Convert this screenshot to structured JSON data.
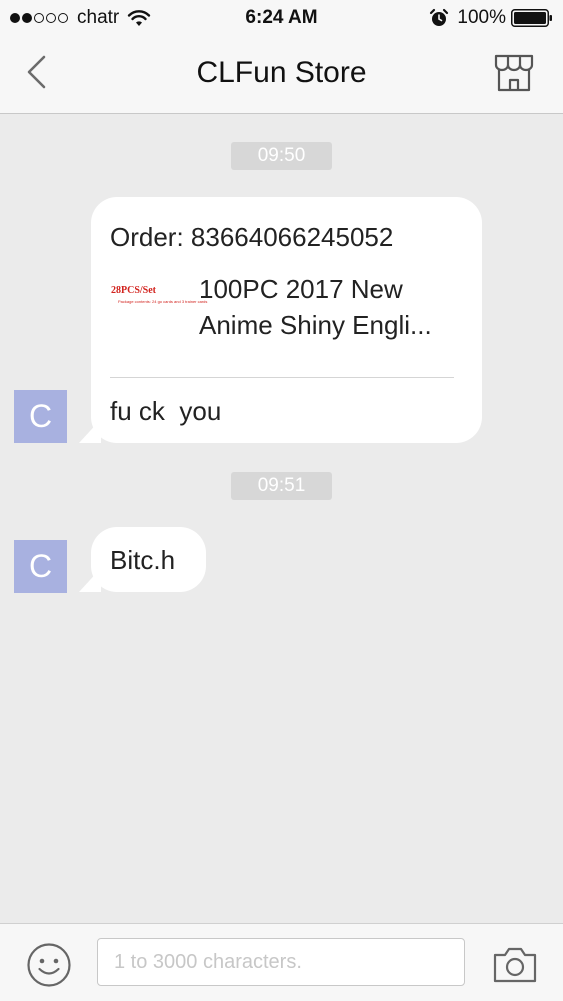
{
  "status_bar": {
    "carrier": "chatr",
    "time": "6:24 AM",
    "battery_percent": "100%",
    "signal_bars_filled": 2,
    "signal_bars_total": 5
  },
  "nav": {
    "title": "CLFun Store",
    "back_icon": "chevron-left-icon",
    "store_icon": "storefront-icon"
  },
  "messages": [
    {
      "timestamp": "09:50",
      "avatar_letter": "C",
      "order_number": "Order: 83664066245052",
      "product": {
        "thumb_title": "28PCS/Set",
        "thumb_subtitle": "Package contents: 24 go cards and 3 trainer cards",
        "title": "100PC 2017 New Anime Shiny Engli..."
      },
      "text": "fu ck  you"
    },
    {
      "timestamp": "09:51",
      "avatar_letter": "C",
      "text": "Bitc.h"
    }
  ],
  "input_bar": {
    "placeholder": "1 to 3000 characters.",
    "value": "",
    "emoji_icon": "smiley-icon",
    "camera_icon": "camera-icon"
  },
  "colors": {
    "background": "#ebebeb",
    "bar_background": "#f7f7f7",
    "avatar": "#a8b1e0",
    "timestamp_chip": "#d7d7d7",
    "bubble": "#ffffff"
  }
}
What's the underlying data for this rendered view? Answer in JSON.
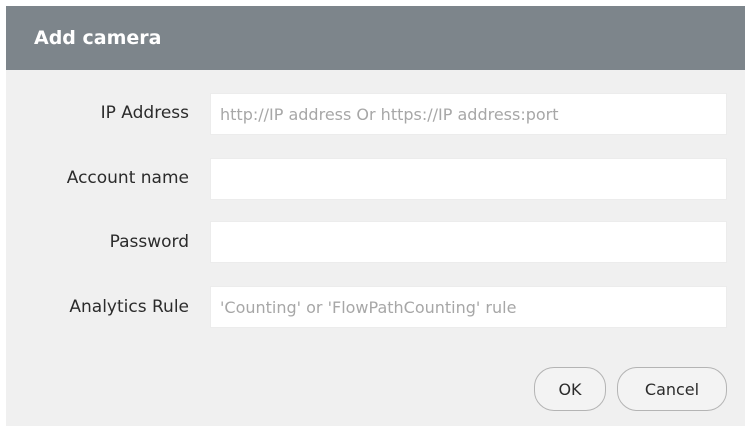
{
  "dialog": {
    "title": "Add camera"
  },
  "form": {
    "fields": [
      {
        "label": "IP Address",
        "value": "",
        "placeholder": "http://IP address Or https://IP address:port"
      },
      {
        "label": "Account name",
        "value": "",
        "placeholder": ""
      },
      {
        "label": "Password",
        "value": "",
        "placeholder": ""
      },
      {
        "label": "Analytics Rule",
        "value": "",
        "placeholder": "'Counting' or 'FlowPathCounting' rule"
      }
    ]
  },
  "buttons": {
    "ok_label": "OK",
    "cancel_label": "Cancel"
  },
  "colors": {
    "titlebar_bg": "#7d858b",
    "dialog_bg": "#f0f0f0",
    "field_bg": "#ffffff"
  }
}
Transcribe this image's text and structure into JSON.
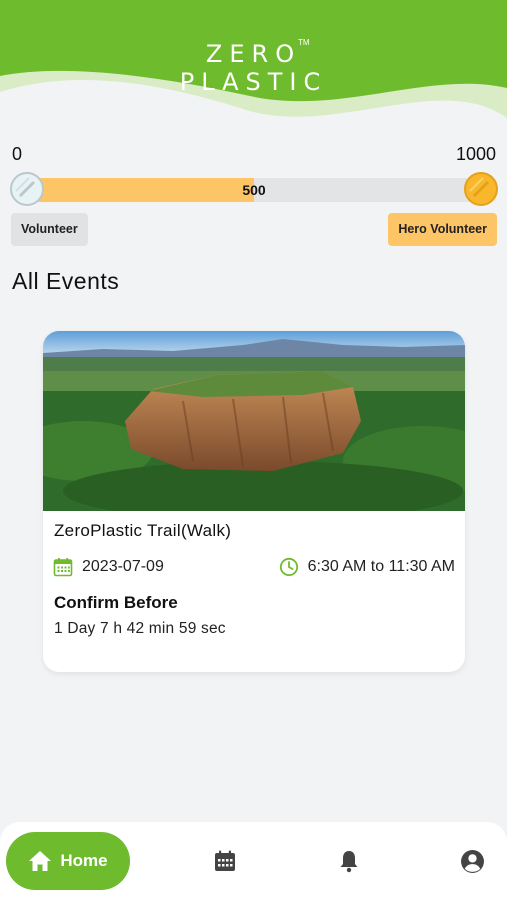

*OBJECTIVE:* Write the full listing out again with every line unchanged, but include no pictures.

*RESULT:*
Convert this screenshot to structured JSON data.
{
  "status_bar": {
    "carrier": "chatr",
    "time": "6:24 AM",
    "battery_percent": "100%",
    "signal_bars_filled": 2,
    "signal_bars_total": 5
  },
  "nav": {
    "title": "CLFun Store",
    "back_icon": "chevron-left-icon",
    "store_icon": "storefront-icon"
  },
  "messages": [
    {
      "timestamp": "09:50",
      "avatar_letter": "C",
      "order_number": "Order: 83664066245052",
      "product": {
        "thumb_title": "28PCS/Set",
        "thumb_subtitle": "Package contents: 24 go cards and 3 trainer cards",
        "title": "100PC 2017 New Anime Shiny Engli..."
      },
      "text": "fu ck  you"
    },
    {
      "timestamp": "09:51",
      "avatar_letter": "C",
      "text": "Bitc.h"
    }
  ],
  "input_bar": {
    "placeholder": "1 to 3000 characters.",
    "value": "",
    "emoji_icon": "smiley-icon",
    "camera_icon": "camera-icon"
  },
  "colors": {
    "background": "#ebebeb",
    "bar_background": "#f7f7f7",
    "avatar": "#a8b1e0",
    "timestamp_chip": "#d7d7d7",
    "bubble": "#ffffff"
  }
}
What's the underlying data for this rendered view? Answer in JSON.
{
  "dialog": {
    "title": "Add camera"
  },
  "form": {
    "fields": [
      {
        "label": "IP Address",
        "value": "",
        "placeholder": "http://IP address Or https://IP address:port"
      },
      {
        "label": "Account name",
        "value": "",
        "placeholder": ""
      },
      {
        "label": "Password",
        "value": "",
        "placeholder": ""
      },
      {
        "label": "Analytics Rule",
        "value": "",
        "placeholder": "'Counting' or 'FlowPathCounting' rule"
      }
    ]
  },
  "buttons": {
    "ok_label": "OK",
    "cancel_label": "Cancel"
  },
  "colors": {
    "titlebar_bg": "#7d858b",
    "dialog_bg": "#f0f0f0",
    "field_bg": "#ffffff"
  }
}
Transcribe this image's text and structure into JSON.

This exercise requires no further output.